■ **Goal**
From the listing below, pick out each line with the word "labels".

[begin Exercise materials]

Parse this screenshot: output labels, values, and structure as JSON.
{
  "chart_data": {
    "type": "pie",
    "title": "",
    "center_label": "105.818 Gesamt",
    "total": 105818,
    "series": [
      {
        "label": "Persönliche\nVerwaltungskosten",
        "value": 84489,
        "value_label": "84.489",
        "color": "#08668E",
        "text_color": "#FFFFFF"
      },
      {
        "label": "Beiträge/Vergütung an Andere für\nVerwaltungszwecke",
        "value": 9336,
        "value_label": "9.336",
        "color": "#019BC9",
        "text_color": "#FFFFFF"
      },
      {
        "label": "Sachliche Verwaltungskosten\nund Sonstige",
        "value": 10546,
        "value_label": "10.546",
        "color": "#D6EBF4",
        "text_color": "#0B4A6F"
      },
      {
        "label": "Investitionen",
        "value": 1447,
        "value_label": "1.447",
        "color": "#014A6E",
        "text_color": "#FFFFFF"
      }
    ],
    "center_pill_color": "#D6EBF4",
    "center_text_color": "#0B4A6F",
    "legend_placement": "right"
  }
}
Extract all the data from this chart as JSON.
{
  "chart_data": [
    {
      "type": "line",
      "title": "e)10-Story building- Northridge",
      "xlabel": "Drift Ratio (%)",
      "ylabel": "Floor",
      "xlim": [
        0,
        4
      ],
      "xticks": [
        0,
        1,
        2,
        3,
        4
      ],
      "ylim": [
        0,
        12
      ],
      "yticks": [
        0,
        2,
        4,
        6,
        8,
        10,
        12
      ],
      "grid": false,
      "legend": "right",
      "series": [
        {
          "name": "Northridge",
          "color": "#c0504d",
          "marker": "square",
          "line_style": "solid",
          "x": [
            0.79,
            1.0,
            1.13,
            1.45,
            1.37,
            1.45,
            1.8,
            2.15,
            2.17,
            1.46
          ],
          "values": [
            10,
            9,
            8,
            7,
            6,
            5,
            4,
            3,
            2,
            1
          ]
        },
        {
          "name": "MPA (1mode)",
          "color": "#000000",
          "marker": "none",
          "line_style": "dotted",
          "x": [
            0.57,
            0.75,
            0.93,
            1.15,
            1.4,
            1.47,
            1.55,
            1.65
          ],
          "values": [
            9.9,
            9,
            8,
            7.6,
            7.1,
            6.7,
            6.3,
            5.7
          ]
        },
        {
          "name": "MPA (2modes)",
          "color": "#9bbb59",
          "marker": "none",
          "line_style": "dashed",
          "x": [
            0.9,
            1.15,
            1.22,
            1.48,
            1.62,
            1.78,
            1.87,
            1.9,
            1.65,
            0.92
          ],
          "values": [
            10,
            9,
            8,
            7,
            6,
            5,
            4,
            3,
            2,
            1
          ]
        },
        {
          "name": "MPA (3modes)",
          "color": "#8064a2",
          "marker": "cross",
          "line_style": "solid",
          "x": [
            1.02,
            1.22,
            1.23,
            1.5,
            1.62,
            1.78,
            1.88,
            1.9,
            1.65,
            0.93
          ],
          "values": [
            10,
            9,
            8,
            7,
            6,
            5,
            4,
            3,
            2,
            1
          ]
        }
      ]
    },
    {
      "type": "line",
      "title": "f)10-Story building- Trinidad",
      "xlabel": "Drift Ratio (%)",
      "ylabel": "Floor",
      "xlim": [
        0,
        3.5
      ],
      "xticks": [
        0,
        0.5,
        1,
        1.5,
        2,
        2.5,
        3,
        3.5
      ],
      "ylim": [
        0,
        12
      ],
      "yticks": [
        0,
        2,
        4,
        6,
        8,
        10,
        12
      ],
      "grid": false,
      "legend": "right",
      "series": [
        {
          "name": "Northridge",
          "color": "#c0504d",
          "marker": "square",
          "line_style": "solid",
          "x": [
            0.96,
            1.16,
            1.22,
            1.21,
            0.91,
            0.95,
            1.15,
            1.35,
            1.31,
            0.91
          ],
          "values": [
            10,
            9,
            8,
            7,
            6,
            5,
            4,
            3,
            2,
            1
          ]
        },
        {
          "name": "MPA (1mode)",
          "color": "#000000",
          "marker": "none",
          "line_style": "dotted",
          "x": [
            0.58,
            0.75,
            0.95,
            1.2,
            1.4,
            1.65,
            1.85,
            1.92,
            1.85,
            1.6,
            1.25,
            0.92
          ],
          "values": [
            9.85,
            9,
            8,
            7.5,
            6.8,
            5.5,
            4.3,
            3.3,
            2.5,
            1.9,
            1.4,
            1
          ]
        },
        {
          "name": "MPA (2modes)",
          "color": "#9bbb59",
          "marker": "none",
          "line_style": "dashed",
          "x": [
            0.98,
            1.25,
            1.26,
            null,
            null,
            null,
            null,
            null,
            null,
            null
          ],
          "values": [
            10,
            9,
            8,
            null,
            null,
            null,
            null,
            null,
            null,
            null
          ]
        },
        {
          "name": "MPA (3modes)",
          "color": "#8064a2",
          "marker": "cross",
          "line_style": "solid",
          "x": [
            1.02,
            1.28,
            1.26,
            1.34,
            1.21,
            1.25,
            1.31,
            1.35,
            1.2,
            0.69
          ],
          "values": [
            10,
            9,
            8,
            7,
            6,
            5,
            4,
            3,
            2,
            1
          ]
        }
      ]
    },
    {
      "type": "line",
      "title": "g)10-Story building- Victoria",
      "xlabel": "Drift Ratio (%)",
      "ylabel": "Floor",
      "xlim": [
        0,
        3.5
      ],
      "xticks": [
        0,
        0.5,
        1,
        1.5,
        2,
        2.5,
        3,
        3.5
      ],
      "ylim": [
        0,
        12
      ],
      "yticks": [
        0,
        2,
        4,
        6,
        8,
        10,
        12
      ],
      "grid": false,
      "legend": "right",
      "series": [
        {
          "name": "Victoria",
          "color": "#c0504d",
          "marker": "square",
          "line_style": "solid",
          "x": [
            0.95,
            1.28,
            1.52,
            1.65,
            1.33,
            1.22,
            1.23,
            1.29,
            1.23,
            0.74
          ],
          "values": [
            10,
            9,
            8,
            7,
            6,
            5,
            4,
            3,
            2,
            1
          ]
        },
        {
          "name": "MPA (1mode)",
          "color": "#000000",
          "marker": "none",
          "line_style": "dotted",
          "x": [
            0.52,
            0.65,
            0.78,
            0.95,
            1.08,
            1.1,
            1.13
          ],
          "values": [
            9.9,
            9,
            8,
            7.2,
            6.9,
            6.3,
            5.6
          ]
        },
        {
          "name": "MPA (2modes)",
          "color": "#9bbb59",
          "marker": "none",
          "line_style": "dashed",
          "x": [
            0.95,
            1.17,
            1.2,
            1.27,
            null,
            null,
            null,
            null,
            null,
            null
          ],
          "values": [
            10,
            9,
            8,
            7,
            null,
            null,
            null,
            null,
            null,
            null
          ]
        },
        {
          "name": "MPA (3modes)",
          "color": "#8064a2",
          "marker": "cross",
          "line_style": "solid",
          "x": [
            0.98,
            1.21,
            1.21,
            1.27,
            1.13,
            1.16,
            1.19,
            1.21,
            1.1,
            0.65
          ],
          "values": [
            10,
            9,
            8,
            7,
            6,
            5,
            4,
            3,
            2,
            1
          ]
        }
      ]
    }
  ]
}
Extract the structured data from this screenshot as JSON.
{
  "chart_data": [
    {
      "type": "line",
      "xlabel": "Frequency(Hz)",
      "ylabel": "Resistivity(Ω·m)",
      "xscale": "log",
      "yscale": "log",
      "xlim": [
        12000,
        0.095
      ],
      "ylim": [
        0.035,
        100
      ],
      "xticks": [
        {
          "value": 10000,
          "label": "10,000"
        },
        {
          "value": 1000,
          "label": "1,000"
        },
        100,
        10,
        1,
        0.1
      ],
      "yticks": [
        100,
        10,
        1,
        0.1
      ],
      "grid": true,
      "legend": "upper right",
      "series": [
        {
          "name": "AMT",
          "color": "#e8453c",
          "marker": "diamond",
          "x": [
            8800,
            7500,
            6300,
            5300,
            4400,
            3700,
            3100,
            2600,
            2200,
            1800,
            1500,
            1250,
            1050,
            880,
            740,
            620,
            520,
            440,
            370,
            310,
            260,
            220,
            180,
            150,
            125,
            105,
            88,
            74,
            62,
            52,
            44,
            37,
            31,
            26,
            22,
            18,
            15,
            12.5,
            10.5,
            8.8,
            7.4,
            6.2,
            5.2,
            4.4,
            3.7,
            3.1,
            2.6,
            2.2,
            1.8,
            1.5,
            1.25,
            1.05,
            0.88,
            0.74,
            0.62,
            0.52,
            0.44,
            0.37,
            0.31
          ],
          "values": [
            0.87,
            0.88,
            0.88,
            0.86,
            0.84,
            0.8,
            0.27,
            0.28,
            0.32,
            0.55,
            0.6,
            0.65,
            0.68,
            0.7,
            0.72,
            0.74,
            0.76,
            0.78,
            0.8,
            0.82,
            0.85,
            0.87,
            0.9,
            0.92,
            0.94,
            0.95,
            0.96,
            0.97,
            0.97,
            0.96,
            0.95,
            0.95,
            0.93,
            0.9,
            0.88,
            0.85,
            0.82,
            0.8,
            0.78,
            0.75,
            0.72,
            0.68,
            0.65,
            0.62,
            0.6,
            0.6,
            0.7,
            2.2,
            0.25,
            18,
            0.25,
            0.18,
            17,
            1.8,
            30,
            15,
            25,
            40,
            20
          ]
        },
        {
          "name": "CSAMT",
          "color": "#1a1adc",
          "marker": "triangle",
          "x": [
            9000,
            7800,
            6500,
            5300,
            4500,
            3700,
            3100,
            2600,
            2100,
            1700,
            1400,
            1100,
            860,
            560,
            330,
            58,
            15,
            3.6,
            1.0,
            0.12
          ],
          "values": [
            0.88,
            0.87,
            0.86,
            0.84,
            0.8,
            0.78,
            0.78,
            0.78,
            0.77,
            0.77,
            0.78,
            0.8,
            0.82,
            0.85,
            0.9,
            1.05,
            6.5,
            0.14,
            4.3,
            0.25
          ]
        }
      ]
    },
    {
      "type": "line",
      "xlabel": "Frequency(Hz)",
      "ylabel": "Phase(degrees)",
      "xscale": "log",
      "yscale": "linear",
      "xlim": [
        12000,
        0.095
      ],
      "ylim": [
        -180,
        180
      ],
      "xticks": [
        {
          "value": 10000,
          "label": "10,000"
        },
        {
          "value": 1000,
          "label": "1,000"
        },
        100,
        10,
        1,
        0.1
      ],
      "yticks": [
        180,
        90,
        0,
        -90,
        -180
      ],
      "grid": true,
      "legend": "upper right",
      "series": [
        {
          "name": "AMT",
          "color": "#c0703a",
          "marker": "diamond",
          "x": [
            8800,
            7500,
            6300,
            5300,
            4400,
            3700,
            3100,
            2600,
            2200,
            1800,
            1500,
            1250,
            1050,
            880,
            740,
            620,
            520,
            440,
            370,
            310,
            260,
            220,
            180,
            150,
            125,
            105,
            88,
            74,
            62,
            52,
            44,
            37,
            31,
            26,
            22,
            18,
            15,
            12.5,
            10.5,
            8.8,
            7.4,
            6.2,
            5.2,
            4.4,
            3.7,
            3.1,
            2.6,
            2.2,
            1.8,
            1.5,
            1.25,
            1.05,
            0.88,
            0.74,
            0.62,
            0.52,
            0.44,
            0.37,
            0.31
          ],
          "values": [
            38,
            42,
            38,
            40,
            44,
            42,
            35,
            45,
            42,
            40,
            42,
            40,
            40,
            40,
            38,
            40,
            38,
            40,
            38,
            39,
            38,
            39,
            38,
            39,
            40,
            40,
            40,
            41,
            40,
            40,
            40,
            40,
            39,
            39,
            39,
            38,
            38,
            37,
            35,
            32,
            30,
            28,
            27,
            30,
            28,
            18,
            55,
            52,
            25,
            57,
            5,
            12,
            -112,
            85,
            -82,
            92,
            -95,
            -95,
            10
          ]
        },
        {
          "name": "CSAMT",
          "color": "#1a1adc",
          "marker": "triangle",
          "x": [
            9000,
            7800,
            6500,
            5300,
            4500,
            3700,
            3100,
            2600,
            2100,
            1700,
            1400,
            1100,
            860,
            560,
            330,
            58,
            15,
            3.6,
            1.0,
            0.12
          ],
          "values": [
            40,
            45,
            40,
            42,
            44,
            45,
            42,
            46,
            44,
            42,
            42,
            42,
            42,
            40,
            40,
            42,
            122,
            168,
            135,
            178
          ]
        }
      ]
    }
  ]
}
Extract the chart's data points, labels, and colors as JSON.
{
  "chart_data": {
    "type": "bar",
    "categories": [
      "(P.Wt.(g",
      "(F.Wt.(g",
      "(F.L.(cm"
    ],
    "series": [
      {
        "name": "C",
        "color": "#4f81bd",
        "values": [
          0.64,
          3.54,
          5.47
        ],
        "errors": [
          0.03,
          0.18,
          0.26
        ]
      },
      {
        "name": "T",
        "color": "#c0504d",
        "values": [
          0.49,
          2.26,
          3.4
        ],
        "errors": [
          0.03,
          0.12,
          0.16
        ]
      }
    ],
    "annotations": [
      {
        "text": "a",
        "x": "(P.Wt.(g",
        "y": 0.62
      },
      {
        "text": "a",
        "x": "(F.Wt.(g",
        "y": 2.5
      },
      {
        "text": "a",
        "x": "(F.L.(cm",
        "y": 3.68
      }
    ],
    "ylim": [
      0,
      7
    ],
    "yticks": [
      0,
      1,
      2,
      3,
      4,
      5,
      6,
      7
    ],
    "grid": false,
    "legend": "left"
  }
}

[end Exercise materials]

■ **Solution to the problem**
Parse this screenshot: output labels, values, and structure as JSON.
Extract the chart's data points, labels, and colors as JSON.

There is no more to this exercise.